Depuis le 30 septembre 2021, il faut se référer aux articles L413-1 à L413-11 du Code de la justice pénale des mineurs (CJPM).

⚠️ Ici, la minorité s’apprécie à la date où intervient l’audition, et non à la date supposée des faits dont le mineur est soupçonné.

  • Le mineur de moins de 13 ans ne peut pas être placé en garde à vue.
  • À titre exceptionnel, concernant le mineur de 10 à 13 ans contre lequel il existe des indices graves ou concordants laissant présumer qu’il a commis ou tenté de commettre un crime ou un délit puni d’au moins cinq ans d’emprisonnement :
    • Il peut, si cette mesure est l’unique moyen de parvenir à l’un au moins des objectifs mentionnés à l’article 62-2 du code de procédure pénale, être retenu à la disposition d’un officier de police judiciaire (avec l’accord préalable et sous le contrôle d’un magistrat du ministère public ou d’un juge d’instruction), pour une durée que ce magistrat détermine et qui ne saurait excéder douze heures.
      (article L413-1 alinéa 1er)
    • Cette retenue doit être strictement limitée au temps nécessaire à la déposition du mineur et à sa présentation devant le magistrat compétent ou à sa remise à ses représentants légaux ou à la personne ou au service auquel il est confié.
      (article L413-1 alinéa 2)
    • Cette retenue peut être prolongée à titre exceptionnel, par décision motivée de ce magistrat, pour une durée maximale de 12 heures après présentation devant lui du mineur, sauf si les circonstances rendent cette présentation impossible.
      (article L413-2)
    • L’OPJ informe par tout moyen les représentants légaux du mineur + la personne ou le service auquel il est confié de la mesure de retenue dont il fait l’objet.
      Les représentants légaux sont informés que le mineur doit être assisté par un avocat et qu’ils peuvent désigner un avocat ou demander qu’un avocat soit commis d’office.
      (article L413-3)
    • Dès le début de la retenue, le procureur de la République ou le juge d’instruction désigne un médecin qui examine le mineur.
      (article L413-4)
    • Le mineur retenu est assisté d’un avocat.
      (article L413-5)
  • La garde à vue d’un mineur âgé de 13 à 16 ans est possible pour 24 heures.
    (article L413-6)
    Elle ne peut être prolongée qu’en présence d’une infraction punie d’une peine égale ou supérieure à 5 ans d’emprisonnement.
    (article L413-10)
  • La garde à vue d’un mineur âgé de 16 à 18 ans, on retrouve les règles applicables en droit commun pour les majeurs.
    Il existe une hypothèse de prorogation exceptionnelle rendant l’article 706-88 applicable : lorsqu’il existe une ou plusieurs raisons plausibles de soupçonner qu’une ou plusieurs personnes majeures ont participé, comme auteurs ou complices, à la commission de l’infraction.

2) La délimitation du temps de la GAV

  • Si, avant d’être placée en garde à vue, la personne a été appréhendée ou a fait l’objet de toute autre mesure de contrainte pour ces mêmes faits (exemple : rétention pour vérification d’identité sur la base de l’article 78-3), l’heure du début de la garde à vue est fixée à l’heure à partir de laquelle la personne a été privée de liberté.
--*--
__Exercice court 1__
Reproduisez fidèlement les lignes des enregistrements, en partant de leur première ligne et en vous arrêtant après celle qui contient « data-point <box>103 411 120 428</box> », les deux bornes incluses.
--*--
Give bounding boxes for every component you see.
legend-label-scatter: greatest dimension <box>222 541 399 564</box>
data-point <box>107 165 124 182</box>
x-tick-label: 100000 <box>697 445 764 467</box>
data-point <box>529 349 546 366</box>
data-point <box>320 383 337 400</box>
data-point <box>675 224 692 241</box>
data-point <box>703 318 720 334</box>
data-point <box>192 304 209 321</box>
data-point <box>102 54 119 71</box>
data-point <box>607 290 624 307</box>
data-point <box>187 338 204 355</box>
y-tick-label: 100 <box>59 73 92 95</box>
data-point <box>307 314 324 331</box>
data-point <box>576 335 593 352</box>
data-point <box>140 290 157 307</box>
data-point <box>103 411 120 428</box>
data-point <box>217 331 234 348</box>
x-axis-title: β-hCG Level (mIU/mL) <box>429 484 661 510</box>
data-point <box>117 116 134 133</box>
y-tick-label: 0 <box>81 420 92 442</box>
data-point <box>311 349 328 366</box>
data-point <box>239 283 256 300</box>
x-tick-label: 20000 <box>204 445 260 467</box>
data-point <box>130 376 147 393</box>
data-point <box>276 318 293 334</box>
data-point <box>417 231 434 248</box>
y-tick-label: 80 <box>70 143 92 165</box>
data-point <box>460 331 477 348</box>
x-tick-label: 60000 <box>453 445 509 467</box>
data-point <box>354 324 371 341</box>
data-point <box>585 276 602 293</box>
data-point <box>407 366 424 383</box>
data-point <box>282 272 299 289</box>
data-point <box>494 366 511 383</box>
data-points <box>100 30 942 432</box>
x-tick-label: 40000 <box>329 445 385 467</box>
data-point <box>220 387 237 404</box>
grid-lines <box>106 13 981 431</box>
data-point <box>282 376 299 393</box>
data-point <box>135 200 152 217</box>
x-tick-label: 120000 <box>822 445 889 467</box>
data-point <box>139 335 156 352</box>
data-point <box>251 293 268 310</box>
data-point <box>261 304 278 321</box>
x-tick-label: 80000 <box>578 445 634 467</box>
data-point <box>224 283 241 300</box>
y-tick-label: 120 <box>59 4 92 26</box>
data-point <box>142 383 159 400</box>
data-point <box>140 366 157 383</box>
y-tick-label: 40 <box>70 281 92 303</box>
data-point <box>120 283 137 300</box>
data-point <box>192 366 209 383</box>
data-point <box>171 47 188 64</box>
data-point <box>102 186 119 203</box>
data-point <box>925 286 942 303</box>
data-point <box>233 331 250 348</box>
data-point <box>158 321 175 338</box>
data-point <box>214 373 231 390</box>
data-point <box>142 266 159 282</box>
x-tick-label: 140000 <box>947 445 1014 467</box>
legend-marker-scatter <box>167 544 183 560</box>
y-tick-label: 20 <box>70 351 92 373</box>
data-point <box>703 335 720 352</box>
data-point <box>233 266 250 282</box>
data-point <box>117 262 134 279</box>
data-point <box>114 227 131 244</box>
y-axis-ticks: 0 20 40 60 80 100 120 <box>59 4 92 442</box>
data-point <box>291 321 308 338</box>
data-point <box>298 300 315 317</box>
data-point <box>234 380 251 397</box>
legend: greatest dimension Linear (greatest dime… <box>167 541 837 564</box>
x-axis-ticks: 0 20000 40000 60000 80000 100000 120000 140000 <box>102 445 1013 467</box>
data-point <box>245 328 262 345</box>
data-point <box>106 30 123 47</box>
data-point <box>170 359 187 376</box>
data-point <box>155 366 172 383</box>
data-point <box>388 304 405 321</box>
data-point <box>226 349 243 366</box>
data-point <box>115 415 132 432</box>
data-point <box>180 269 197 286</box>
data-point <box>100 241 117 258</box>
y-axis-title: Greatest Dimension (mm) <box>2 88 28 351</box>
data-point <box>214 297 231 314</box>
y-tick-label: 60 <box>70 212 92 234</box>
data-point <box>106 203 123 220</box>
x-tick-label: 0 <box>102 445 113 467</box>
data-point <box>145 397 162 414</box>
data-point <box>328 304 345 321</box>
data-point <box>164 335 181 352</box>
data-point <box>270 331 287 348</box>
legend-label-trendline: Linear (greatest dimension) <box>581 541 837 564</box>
--*--
__Exercice court 2__
D'après le texte sur la justice pénale des mineurs, à quelle date la minorité s'apprécie-t-elle ?

__Réponse complète 1__
Give bounding boxes for every component you see.
legend-label-scatter: greatest dimension <box>222 541 399 564</box>
data-point <box>107 165 124 182</box>
x-tick-label: 100000 <box>697 445 764 467</box>
data-point <box>529 349 546 366</box>
data-point <box>320 383 337 400</box>
data-point <box>675 224 692 241</box>
data-point <box>703 318 720 334</box>
data-point <box>192 304 209 321</box>
data-point <box>102 54 119 71</box>
data-point <box>607 290 624 307</box>
data-point <box>187 338 204 355</box>
y-tick-label: 100 <box>59 73 92 95</box>
data-point <box>307 314 324 331</box>
data-point <box>576 335 593 352</box>
data-point <box>140 290 157 307</box>
data-point <box>103 411 120 428</box>

__Réponse complète 2__
À la date où intervient l'audition, et non à la date supposée des faits dont le mineur est soupçonné.